The task: Check every line of the material below for the string "métal", and return the ones that have it.

Given information:
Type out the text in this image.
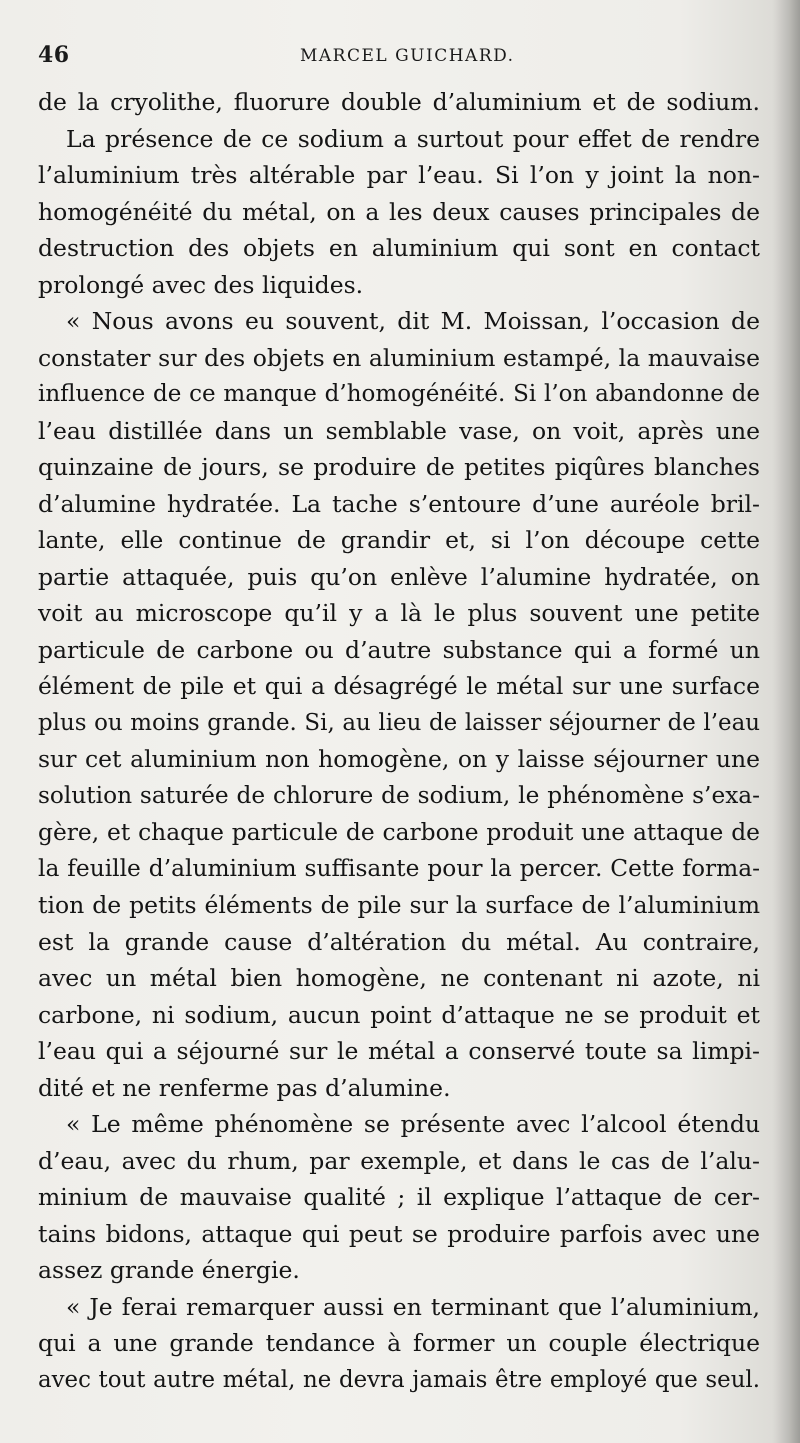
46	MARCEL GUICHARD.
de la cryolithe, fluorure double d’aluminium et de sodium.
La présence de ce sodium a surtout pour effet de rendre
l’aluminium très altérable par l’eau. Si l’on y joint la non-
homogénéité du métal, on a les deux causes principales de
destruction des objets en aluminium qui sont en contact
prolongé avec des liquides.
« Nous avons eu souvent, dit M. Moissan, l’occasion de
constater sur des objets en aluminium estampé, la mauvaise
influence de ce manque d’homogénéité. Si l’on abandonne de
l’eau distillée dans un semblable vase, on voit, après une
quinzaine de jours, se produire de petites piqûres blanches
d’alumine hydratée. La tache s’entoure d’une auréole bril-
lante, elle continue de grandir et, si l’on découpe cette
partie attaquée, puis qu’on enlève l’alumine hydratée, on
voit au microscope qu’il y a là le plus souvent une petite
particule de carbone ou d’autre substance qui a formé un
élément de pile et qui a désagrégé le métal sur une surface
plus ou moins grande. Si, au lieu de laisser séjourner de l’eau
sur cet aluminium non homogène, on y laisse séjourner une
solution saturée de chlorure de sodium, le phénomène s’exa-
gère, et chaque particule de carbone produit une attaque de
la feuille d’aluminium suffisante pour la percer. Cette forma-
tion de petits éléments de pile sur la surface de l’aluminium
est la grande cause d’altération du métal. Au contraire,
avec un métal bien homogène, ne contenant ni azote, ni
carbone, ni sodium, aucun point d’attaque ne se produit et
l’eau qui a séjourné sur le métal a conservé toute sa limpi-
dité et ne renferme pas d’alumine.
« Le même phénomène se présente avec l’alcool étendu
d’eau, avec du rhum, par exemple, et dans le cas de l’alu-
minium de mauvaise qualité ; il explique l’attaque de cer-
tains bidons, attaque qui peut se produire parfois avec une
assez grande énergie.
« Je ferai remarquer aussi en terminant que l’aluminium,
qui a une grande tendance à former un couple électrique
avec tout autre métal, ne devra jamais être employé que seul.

---

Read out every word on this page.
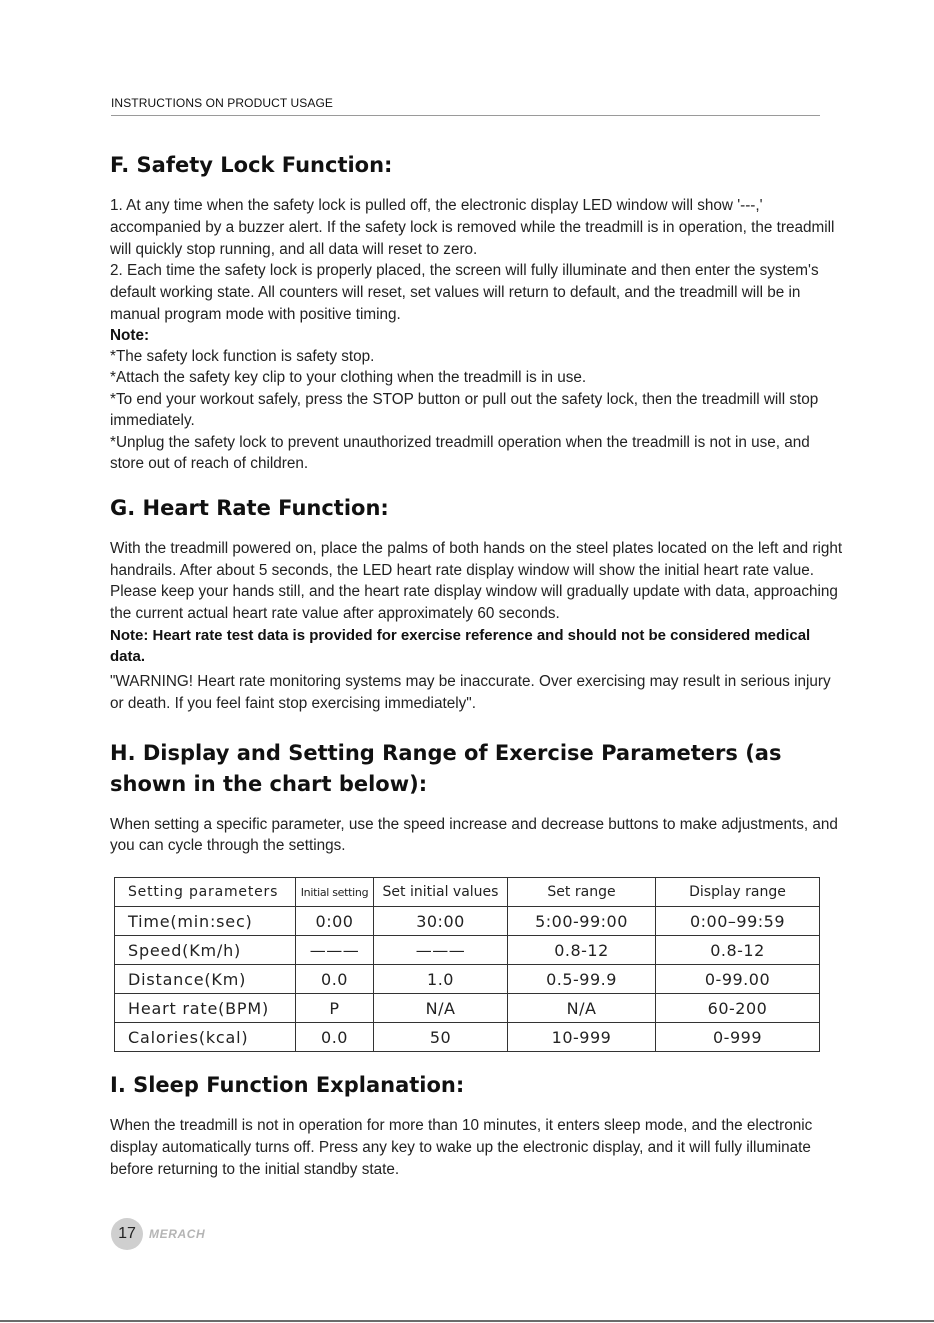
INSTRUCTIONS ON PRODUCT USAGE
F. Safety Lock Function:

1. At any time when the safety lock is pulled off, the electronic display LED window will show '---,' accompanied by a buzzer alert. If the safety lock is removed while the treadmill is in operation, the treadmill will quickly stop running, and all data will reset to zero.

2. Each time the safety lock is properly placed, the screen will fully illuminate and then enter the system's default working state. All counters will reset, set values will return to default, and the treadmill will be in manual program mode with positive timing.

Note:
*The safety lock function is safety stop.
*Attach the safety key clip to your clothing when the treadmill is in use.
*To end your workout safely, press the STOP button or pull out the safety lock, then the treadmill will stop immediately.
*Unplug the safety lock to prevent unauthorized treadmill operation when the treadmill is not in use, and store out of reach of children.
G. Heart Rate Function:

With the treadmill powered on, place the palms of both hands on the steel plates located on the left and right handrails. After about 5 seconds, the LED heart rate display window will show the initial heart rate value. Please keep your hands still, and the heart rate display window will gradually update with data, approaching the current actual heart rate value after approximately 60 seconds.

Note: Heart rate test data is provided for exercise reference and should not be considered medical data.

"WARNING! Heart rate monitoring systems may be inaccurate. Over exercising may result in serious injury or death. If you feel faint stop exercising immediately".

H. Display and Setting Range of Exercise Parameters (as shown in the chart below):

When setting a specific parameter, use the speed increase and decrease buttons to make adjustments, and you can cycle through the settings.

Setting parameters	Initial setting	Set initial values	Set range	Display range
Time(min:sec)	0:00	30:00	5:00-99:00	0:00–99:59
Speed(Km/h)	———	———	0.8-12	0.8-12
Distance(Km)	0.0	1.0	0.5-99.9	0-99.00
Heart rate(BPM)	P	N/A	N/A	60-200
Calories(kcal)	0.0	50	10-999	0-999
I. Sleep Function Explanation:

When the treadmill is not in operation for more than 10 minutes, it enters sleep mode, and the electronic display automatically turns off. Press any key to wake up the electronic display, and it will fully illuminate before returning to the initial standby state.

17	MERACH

The reply:
homogénéité du métal, on a les deux causes principales de
élément de pile et qui a désagrégé le métal sur une surface
est la grande cause d’altération du métal. Au contraire,
avec un métal bien homogène, ne contenant ni azote, ni
l’eau qui a séjourné sur le métal a conservé toute sa limpi-
avec tout autre métal, ne devra jamais être employé que seul.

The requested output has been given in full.